Copy every line of the data that contains the string "mennyiségek".

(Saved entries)
•••
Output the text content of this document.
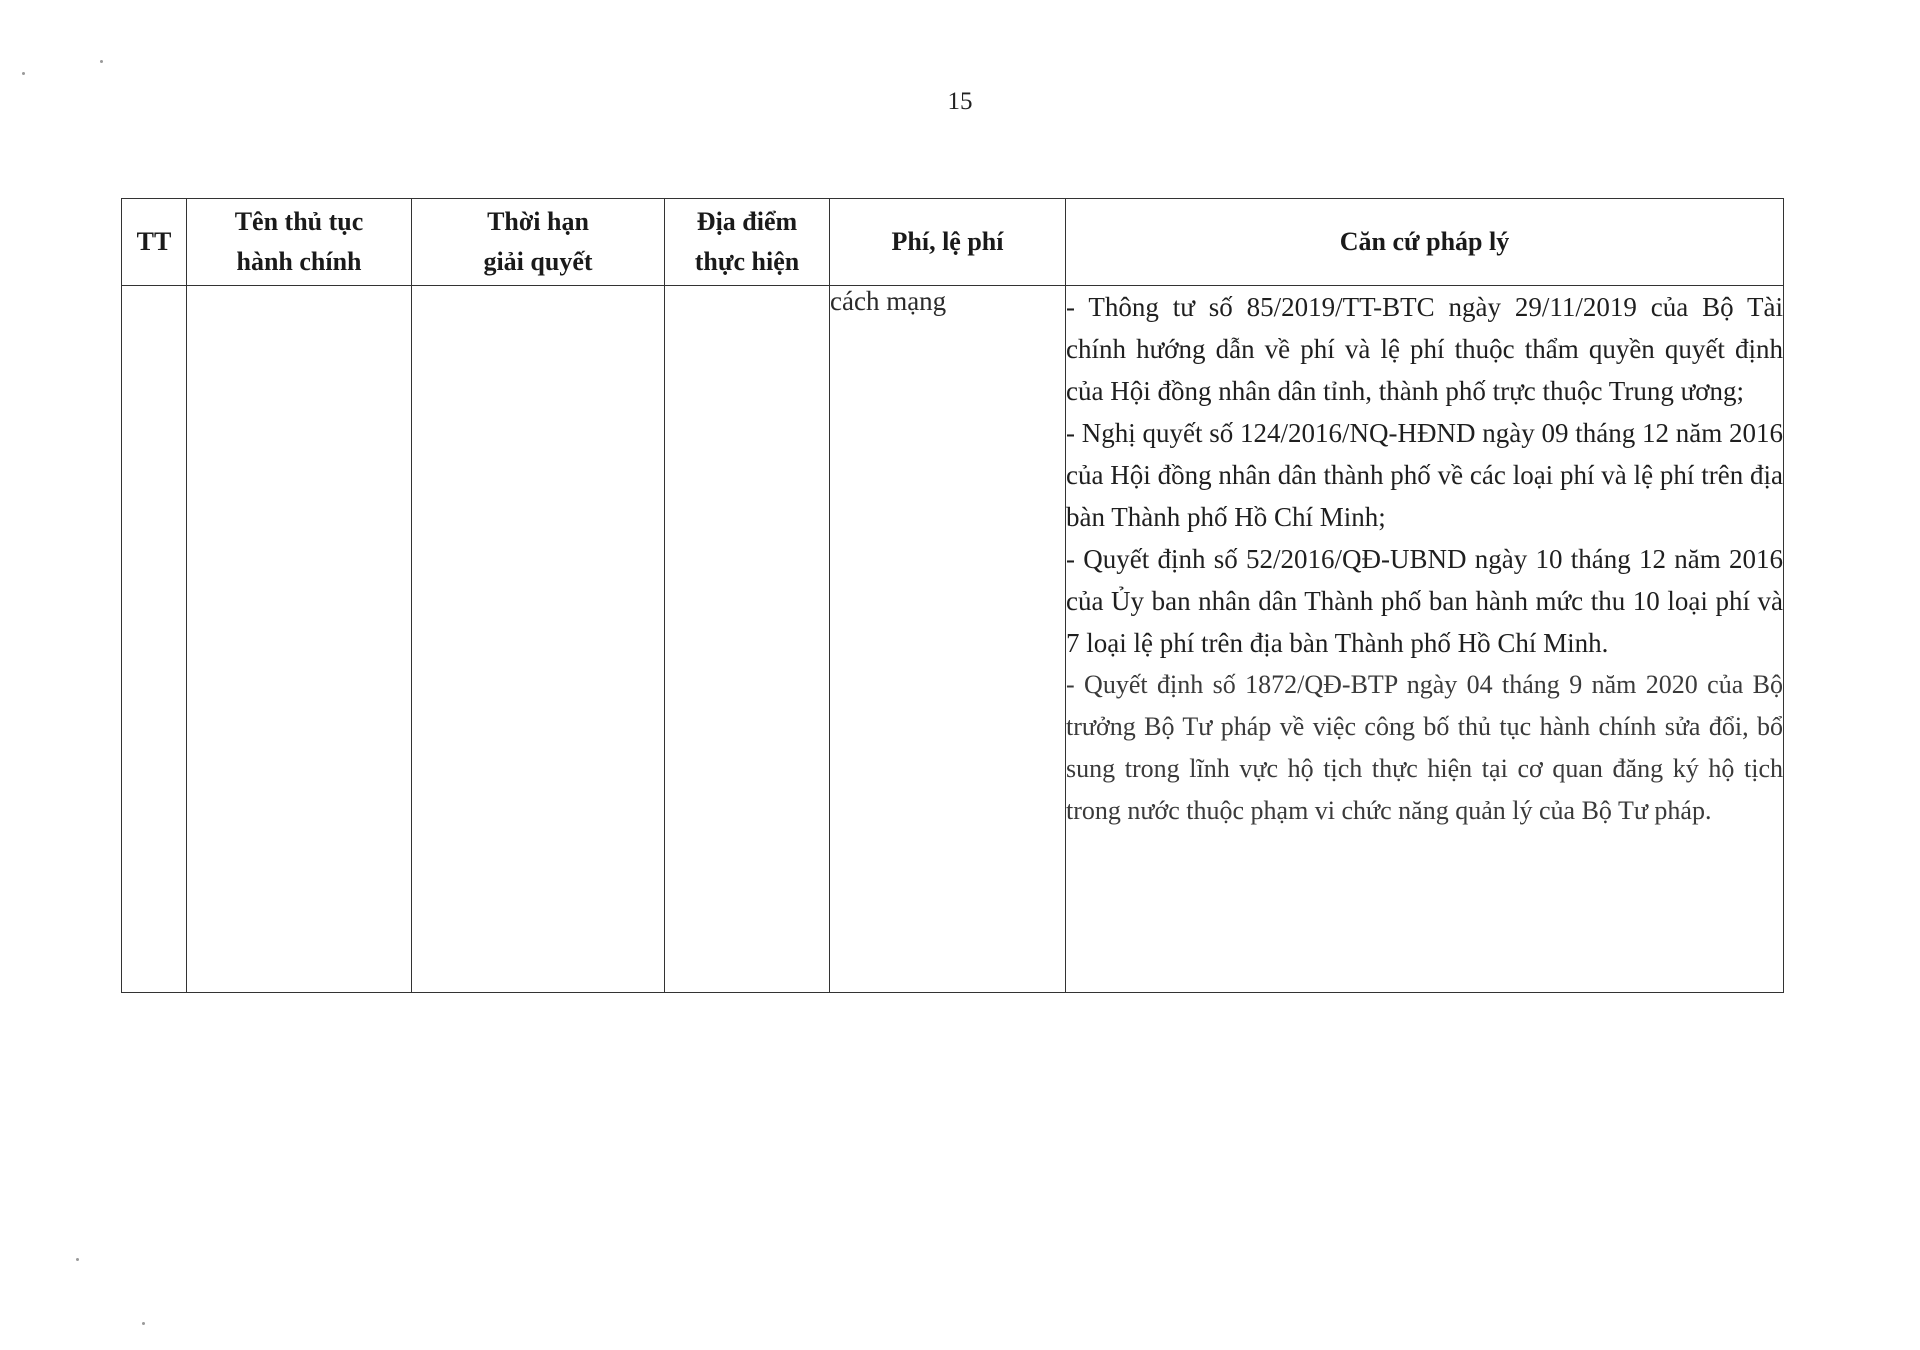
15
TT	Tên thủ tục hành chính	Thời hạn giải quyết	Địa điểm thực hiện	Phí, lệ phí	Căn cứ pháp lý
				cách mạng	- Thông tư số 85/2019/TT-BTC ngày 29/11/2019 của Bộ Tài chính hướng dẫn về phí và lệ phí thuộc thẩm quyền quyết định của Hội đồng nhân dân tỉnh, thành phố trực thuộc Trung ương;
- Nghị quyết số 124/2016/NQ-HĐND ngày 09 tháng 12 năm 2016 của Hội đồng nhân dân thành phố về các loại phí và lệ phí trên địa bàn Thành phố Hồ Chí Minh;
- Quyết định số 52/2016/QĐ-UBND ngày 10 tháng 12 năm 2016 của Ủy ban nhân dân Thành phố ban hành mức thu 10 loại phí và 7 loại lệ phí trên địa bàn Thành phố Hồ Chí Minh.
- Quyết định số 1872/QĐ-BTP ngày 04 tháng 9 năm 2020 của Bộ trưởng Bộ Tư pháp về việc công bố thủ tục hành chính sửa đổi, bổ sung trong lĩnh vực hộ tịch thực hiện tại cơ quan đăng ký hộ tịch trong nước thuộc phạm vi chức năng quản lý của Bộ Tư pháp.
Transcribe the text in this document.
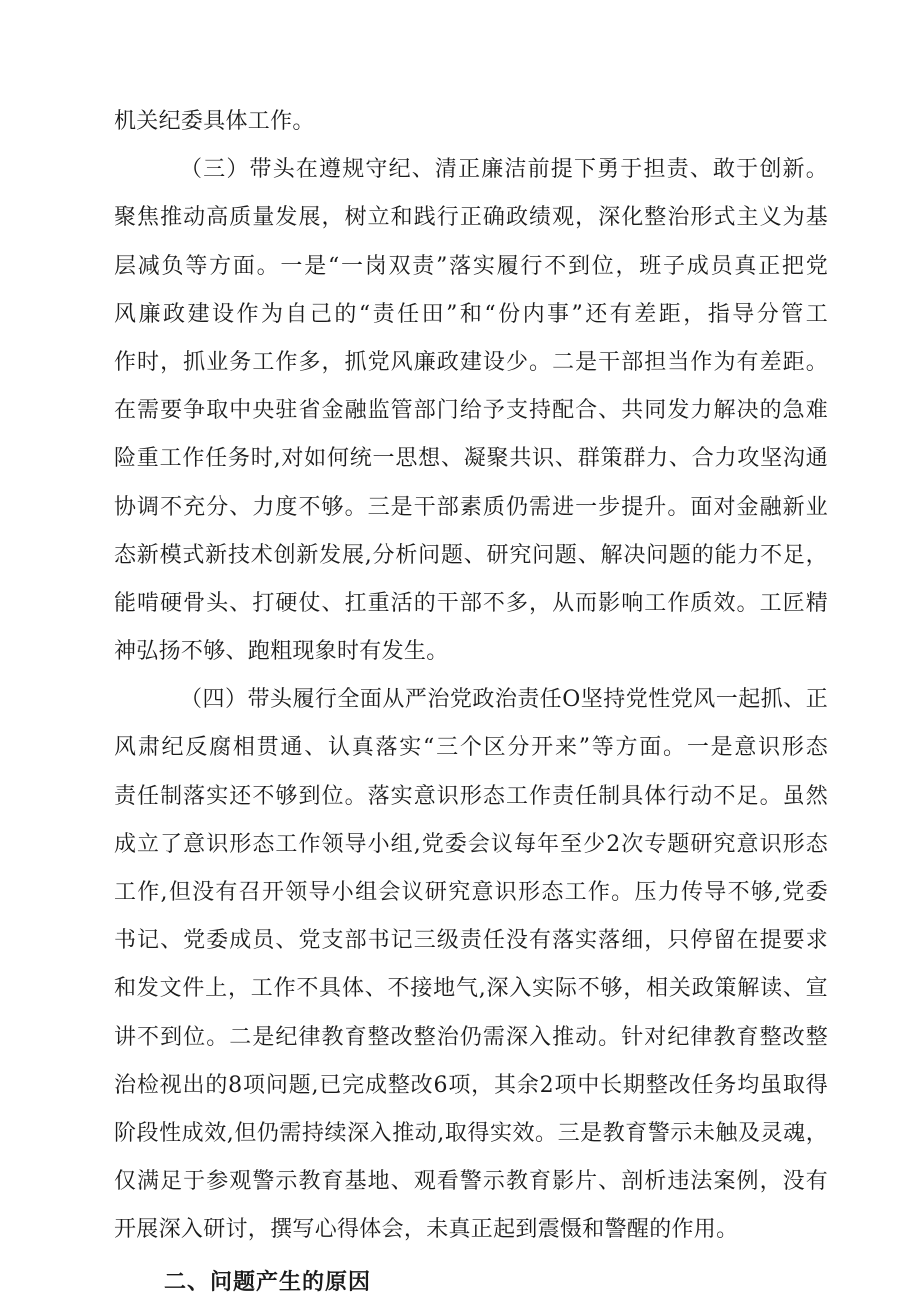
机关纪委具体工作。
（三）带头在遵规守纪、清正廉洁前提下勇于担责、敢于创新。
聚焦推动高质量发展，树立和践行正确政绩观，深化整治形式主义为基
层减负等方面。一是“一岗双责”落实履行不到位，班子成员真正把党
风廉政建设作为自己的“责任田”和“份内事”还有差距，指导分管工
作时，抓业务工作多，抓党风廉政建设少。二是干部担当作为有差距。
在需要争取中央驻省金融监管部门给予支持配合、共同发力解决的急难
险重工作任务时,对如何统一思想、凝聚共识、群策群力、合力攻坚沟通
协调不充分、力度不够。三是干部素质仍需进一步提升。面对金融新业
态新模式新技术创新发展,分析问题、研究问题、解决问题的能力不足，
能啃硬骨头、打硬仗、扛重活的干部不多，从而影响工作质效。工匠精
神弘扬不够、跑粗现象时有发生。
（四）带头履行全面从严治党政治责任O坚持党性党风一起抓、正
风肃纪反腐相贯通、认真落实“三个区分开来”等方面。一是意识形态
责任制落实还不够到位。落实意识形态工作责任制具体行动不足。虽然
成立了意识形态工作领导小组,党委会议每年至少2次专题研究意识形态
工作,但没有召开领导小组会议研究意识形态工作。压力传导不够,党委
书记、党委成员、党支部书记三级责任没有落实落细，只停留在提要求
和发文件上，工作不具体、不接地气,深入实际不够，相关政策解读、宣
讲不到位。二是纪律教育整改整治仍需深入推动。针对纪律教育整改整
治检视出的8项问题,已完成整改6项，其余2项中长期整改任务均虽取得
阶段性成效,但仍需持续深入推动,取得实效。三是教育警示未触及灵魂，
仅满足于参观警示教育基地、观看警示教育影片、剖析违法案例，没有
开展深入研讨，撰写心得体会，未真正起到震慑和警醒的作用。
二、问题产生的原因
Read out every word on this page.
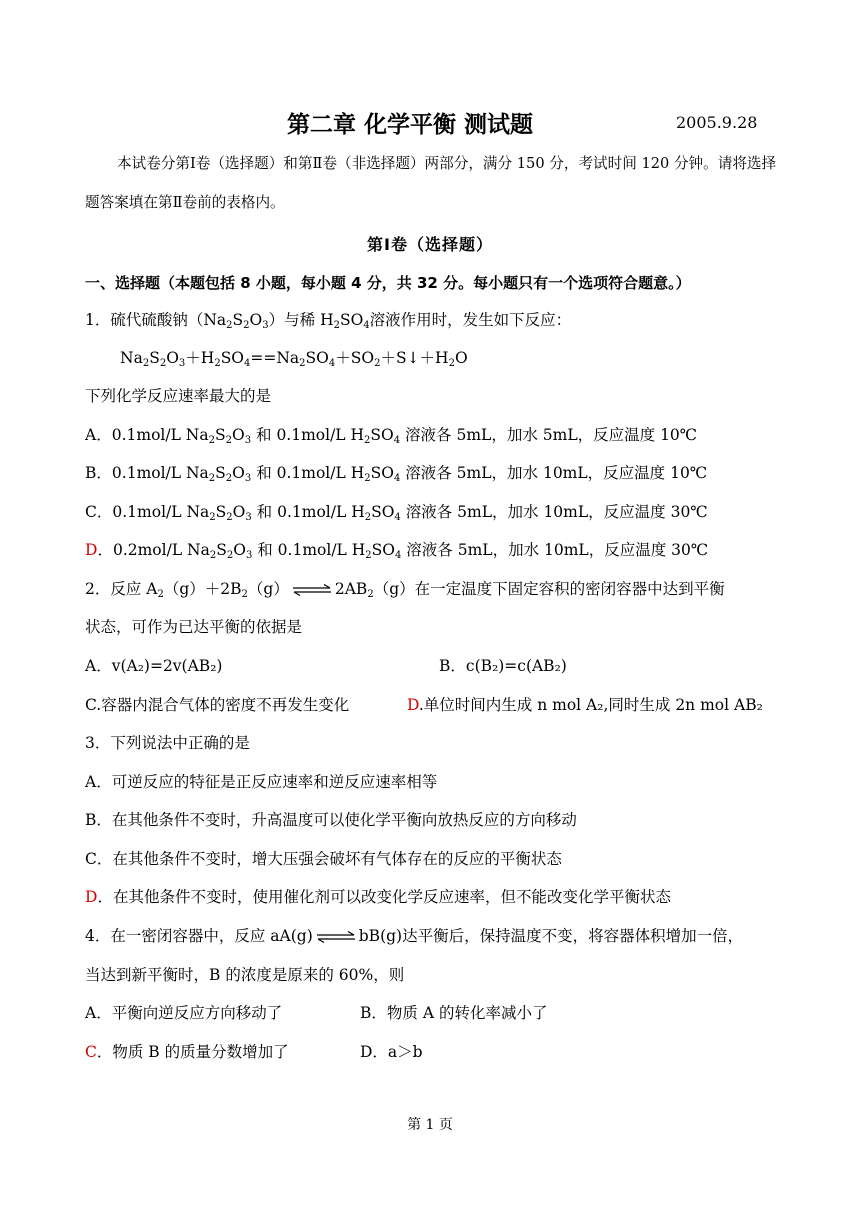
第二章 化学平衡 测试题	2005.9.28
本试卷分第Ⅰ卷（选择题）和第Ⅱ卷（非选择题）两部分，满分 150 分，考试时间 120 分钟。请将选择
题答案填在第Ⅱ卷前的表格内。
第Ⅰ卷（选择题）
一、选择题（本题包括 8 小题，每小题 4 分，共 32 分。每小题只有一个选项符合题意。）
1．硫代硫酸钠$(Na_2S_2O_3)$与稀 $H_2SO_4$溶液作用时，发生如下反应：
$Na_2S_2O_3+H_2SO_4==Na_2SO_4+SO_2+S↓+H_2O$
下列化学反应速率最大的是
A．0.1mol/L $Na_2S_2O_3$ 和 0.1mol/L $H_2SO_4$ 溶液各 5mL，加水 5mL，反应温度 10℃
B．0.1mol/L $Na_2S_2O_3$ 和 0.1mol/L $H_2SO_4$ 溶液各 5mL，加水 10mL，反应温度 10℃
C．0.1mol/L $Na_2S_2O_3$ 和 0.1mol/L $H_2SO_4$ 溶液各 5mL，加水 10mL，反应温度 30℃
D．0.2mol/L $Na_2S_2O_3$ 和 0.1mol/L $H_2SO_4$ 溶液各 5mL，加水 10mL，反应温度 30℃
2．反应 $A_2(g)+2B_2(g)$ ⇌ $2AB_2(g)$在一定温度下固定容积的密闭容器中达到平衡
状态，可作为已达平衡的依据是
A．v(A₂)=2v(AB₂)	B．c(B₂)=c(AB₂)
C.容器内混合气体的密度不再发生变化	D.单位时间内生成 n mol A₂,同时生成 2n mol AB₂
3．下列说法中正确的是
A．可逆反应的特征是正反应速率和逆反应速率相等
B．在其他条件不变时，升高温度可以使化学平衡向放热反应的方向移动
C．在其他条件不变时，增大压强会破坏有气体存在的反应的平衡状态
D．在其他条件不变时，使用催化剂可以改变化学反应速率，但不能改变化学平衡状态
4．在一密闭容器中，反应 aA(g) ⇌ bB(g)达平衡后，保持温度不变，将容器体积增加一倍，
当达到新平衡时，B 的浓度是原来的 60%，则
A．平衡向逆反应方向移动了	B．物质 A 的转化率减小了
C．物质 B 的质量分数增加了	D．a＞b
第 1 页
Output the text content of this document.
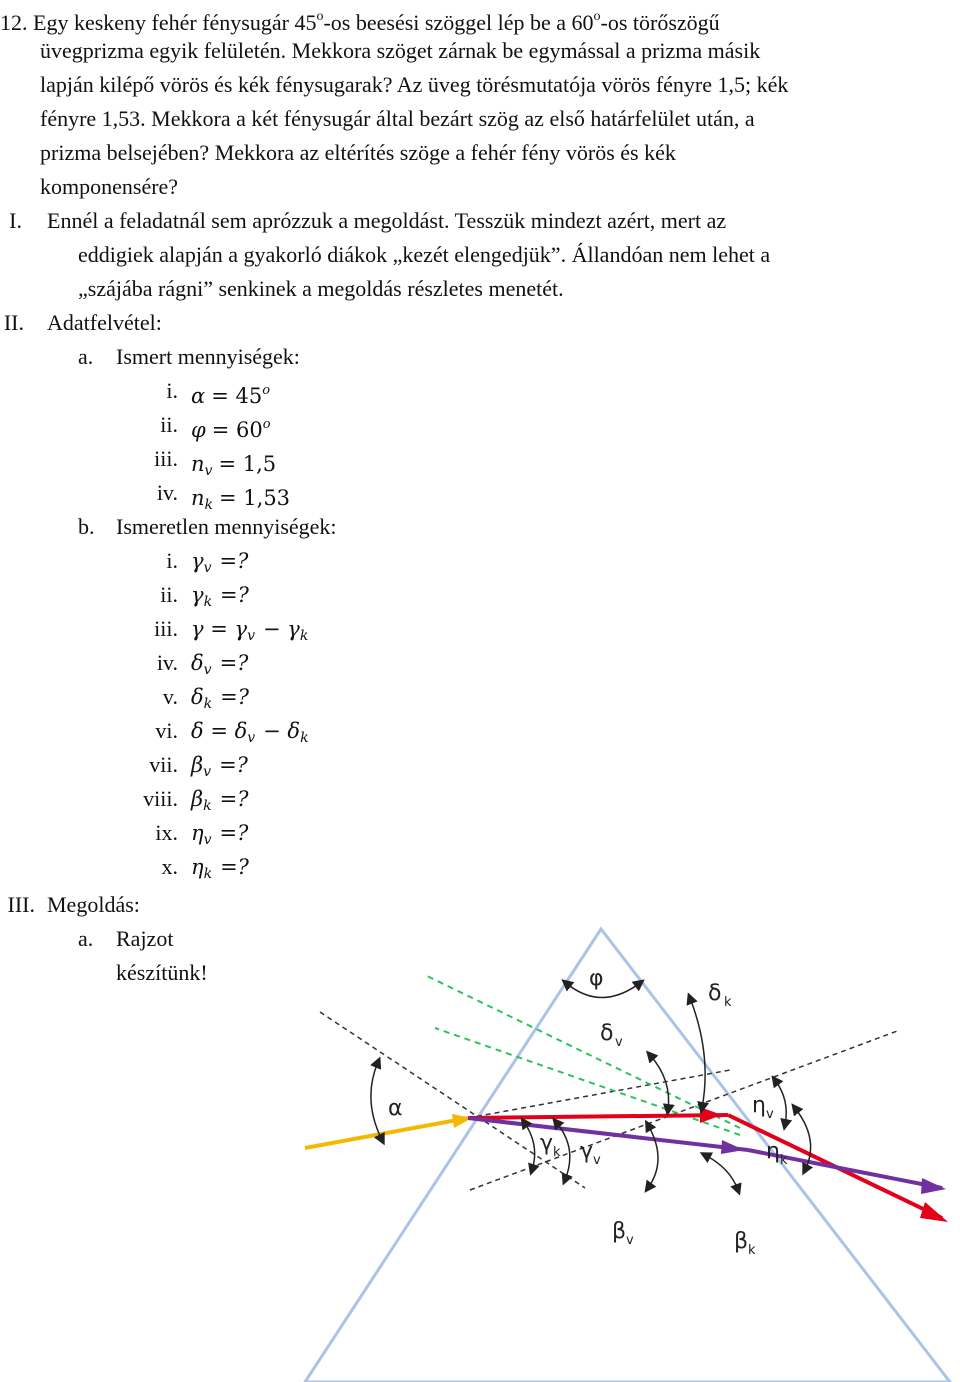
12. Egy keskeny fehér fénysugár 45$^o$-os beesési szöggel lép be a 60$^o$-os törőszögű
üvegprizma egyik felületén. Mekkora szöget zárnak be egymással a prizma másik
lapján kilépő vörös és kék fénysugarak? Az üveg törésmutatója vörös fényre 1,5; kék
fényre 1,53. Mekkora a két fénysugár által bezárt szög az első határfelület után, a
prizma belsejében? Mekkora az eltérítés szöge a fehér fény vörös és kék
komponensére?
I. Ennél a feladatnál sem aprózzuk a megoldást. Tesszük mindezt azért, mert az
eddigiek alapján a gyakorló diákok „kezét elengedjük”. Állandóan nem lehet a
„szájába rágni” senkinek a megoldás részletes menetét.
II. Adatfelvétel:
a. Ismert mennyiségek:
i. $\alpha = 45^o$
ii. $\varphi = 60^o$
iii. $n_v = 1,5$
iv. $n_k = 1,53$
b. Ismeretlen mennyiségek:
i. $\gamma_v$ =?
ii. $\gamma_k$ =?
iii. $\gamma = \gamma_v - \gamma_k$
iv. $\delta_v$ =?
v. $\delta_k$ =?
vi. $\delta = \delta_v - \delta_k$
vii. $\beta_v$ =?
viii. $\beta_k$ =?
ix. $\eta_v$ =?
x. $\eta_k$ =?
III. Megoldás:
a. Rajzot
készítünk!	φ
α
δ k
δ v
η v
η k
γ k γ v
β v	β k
•••
Full solution>
a. Ismert mennyiségek:
b. Ismeretlen mennyiségek:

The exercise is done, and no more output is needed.